## Exercise prompt
Below are records; state how many of their lines hold the word "text", and give only the figure.

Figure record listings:
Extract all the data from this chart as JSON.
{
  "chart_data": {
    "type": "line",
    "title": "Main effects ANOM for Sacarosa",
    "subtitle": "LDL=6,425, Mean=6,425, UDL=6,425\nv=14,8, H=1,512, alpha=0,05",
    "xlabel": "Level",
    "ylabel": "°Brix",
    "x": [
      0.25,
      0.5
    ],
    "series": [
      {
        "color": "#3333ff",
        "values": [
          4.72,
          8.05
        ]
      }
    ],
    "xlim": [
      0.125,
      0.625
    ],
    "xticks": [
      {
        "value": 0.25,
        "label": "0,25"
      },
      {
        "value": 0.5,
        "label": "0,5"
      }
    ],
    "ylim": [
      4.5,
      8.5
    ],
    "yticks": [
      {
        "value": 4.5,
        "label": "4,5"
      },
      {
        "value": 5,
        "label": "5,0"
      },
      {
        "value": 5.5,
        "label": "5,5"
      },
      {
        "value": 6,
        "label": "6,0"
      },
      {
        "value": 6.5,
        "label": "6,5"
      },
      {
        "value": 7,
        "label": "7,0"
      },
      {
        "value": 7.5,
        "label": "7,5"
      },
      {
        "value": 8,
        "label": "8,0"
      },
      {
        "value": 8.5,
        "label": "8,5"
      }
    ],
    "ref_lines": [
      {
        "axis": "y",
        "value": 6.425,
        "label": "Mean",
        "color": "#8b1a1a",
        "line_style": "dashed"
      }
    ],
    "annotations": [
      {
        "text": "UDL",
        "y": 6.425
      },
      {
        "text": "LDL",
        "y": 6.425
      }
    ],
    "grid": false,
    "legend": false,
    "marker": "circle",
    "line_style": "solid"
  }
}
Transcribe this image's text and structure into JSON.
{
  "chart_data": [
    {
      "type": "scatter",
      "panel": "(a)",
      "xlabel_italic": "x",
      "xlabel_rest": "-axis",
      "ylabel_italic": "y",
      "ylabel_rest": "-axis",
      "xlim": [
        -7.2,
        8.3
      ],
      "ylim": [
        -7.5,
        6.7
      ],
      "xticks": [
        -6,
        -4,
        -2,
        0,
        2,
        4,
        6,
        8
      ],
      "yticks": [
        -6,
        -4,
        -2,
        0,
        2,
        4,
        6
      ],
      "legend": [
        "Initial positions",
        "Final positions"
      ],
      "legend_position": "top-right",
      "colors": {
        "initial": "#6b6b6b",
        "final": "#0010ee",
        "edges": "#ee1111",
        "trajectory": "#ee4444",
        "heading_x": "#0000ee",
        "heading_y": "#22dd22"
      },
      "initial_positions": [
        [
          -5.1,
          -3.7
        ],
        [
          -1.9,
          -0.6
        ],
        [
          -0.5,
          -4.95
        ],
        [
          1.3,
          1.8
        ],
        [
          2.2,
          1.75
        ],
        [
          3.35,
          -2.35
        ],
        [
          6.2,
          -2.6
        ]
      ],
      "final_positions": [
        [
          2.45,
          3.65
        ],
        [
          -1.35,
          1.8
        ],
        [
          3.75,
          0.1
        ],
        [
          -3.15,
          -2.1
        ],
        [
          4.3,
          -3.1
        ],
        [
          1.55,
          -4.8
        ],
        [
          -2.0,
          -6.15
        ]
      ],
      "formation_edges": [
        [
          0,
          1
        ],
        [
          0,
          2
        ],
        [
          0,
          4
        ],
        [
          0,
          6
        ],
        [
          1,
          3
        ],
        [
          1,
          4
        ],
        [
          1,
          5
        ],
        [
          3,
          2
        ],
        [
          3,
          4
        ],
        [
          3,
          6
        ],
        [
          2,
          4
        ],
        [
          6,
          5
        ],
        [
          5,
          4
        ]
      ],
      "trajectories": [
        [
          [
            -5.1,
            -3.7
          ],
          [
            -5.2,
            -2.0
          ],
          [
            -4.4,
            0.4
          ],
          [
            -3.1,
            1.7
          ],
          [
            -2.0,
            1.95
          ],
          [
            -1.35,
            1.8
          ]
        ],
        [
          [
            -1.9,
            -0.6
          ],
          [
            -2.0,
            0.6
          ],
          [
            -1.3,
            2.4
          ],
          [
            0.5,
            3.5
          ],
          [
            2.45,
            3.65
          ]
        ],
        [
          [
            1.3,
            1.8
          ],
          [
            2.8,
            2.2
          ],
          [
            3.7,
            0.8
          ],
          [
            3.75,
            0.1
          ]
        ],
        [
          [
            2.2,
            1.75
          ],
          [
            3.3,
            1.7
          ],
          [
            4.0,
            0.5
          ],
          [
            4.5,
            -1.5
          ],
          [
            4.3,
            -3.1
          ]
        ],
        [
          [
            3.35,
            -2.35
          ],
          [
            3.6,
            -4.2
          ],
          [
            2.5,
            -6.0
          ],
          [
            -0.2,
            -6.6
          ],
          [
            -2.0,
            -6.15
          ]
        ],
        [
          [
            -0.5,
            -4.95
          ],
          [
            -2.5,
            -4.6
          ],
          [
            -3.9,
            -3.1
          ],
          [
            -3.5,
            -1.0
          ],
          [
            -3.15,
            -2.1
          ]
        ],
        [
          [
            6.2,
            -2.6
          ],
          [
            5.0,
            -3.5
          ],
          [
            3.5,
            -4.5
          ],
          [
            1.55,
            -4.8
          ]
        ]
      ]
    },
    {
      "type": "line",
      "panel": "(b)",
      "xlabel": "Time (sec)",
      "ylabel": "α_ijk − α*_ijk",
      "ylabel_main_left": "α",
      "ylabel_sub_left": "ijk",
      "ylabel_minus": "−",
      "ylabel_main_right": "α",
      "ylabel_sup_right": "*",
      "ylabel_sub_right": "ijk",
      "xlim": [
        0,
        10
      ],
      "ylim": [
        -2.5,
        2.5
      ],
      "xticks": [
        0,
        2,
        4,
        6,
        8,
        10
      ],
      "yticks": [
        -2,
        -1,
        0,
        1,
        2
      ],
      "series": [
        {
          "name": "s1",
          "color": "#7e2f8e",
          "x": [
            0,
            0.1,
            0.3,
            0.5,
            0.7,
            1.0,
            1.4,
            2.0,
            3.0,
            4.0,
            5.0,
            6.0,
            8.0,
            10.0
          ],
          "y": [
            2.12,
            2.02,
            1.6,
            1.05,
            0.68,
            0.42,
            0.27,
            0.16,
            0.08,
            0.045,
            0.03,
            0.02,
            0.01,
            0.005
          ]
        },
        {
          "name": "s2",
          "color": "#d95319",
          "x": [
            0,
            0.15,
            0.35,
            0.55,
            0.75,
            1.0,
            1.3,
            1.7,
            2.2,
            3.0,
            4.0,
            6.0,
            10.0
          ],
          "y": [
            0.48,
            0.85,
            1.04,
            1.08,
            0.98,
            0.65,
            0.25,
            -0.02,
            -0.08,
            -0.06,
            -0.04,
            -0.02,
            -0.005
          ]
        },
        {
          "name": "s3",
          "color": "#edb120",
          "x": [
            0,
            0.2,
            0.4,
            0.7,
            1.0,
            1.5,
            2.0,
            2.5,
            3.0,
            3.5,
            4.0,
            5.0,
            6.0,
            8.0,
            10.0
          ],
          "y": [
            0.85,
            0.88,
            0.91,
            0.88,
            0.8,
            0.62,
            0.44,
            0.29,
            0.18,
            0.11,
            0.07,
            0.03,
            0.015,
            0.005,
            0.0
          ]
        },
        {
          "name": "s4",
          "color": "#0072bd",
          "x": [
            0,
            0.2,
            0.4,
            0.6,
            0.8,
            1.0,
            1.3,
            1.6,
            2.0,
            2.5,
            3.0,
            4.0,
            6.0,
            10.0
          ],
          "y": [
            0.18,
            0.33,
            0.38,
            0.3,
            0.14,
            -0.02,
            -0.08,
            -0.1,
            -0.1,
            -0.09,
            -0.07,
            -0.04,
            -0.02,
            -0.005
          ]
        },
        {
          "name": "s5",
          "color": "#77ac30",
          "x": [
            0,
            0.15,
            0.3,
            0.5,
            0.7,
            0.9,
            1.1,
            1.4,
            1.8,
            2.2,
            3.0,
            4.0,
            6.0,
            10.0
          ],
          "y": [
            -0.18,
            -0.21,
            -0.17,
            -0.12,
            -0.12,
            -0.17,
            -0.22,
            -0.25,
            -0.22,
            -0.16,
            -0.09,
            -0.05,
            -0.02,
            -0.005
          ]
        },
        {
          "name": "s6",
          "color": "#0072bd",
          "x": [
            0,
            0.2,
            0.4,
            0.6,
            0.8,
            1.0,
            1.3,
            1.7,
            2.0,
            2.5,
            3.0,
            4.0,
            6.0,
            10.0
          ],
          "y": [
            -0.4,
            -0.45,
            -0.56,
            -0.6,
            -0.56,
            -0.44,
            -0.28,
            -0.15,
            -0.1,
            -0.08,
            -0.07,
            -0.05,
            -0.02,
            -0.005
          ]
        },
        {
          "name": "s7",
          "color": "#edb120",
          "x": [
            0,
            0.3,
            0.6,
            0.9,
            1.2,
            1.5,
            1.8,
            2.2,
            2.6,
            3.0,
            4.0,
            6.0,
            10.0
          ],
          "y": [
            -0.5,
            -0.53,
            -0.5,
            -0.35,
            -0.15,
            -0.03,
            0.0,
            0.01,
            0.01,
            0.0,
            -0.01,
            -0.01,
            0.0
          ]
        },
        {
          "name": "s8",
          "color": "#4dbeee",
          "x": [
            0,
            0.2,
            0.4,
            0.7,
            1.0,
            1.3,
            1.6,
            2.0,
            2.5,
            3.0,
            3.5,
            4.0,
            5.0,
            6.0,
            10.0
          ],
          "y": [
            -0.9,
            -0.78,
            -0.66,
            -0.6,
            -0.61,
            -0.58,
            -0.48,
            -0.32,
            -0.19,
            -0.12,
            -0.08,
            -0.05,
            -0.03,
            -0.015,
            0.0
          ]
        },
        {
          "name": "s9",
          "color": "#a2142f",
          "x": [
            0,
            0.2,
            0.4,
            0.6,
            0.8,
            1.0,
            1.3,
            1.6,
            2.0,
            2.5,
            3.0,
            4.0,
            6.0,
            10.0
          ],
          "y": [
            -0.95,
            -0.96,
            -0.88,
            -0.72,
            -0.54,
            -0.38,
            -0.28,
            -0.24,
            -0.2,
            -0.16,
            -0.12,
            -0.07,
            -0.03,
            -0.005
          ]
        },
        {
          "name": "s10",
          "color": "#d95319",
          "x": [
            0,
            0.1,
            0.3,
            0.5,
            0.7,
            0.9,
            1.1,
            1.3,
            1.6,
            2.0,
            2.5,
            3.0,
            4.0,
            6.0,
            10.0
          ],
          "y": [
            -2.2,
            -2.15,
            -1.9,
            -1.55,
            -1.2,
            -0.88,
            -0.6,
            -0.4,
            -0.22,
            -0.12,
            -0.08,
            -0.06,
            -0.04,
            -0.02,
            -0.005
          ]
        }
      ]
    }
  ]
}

## Result for this task
3